BEGIN

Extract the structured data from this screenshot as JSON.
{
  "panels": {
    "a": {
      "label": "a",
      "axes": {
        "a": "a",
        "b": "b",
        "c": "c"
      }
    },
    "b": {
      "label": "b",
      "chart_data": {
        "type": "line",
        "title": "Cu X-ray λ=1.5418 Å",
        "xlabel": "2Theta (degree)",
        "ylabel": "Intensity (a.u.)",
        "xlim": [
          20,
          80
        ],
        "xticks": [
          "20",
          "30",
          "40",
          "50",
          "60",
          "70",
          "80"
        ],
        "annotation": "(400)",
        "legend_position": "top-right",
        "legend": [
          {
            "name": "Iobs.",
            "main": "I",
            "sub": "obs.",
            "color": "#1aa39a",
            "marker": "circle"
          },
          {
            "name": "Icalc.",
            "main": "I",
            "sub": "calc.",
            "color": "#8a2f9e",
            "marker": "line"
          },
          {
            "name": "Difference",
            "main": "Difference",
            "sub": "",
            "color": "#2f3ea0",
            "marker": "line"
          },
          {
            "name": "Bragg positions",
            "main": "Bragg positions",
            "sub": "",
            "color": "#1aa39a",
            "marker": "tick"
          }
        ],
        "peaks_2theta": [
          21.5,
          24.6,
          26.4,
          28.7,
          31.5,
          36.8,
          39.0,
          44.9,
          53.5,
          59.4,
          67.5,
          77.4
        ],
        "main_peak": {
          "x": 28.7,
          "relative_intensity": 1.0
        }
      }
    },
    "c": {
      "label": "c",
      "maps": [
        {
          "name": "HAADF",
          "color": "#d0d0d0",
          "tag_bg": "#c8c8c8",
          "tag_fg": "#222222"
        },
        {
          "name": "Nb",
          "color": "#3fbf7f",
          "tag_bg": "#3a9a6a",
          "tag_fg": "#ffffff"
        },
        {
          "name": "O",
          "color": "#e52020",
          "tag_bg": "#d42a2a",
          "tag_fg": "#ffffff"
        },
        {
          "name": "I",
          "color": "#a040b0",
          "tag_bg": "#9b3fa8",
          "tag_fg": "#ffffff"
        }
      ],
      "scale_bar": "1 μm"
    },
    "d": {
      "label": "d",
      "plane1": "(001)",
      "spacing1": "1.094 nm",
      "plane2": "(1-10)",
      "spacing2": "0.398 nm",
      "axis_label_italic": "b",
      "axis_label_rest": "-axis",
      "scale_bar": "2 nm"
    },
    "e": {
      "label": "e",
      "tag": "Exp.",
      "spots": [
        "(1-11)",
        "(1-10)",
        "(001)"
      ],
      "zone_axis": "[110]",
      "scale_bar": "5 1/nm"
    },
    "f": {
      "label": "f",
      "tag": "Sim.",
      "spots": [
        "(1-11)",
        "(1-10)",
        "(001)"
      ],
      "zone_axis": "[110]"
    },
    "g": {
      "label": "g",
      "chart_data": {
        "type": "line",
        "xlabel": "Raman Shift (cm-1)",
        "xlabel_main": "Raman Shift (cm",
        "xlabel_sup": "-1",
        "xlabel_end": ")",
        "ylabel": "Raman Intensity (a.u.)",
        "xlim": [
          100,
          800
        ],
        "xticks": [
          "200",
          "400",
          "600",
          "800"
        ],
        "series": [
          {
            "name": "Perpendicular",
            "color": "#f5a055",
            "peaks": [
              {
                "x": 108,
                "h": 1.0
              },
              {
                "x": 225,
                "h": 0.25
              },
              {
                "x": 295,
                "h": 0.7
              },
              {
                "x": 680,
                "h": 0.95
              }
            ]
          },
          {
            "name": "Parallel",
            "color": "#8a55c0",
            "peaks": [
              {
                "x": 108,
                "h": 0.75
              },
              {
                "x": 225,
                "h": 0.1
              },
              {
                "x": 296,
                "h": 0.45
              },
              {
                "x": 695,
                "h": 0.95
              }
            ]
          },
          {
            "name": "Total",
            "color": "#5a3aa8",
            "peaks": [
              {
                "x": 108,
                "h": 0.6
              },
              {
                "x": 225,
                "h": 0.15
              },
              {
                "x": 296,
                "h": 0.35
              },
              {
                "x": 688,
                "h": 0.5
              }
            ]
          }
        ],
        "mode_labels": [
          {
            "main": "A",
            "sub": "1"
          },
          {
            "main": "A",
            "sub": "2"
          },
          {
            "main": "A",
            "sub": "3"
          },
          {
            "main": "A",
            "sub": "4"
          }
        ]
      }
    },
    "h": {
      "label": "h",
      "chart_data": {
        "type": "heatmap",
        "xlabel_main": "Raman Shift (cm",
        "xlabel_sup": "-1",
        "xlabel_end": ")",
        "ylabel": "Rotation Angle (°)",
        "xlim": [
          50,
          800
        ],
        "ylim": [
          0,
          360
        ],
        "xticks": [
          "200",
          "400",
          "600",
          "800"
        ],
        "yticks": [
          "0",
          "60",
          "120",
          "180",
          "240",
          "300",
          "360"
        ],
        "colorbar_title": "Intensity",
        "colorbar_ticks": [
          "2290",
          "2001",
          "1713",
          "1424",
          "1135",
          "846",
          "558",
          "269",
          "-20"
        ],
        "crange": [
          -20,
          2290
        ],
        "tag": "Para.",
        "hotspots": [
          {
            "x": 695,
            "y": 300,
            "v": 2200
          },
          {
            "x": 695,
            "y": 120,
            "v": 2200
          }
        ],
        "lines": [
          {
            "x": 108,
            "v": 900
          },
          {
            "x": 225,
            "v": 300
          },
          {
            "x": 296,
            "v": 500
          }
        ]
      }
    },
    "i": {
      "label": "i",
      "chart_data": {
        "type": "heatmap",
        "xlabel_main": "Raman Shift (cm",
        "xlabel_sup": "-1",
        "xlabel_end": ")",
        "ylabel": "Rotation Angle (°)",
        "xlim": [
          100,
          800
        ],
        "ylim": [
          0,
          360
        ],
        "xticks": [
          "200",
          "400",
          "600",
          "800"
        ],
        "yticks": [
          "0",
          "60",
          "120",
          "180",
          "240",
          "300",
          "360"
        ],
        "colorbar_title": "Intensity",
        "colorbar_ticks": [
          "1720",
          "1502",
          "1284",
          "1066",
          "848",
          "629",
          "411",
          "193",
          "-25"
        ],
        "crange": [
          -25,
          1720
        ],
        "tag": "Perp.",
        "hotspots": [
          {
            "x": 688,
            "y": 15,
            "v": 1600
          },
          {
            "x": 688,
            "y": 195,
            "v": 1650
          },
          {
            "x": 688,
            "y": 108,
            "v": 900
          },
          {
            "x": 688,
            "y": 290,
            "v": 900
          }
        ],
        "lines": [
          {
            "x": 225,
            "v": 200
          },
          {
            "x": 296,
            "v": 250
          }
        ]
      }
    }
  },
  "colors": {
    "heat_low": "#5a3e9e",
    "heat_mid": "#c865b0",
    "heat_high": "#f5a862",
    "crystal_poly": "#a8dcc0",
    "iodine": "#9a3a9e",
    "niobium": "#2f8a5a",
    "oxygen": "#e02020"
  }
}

END

DIRECTIONS FOR THIS TASK -
Copy each line in the data that holds the word "positions".

FULL RESPONSE -
            "name": "Bragg positions",
            "main": "Bragg positions",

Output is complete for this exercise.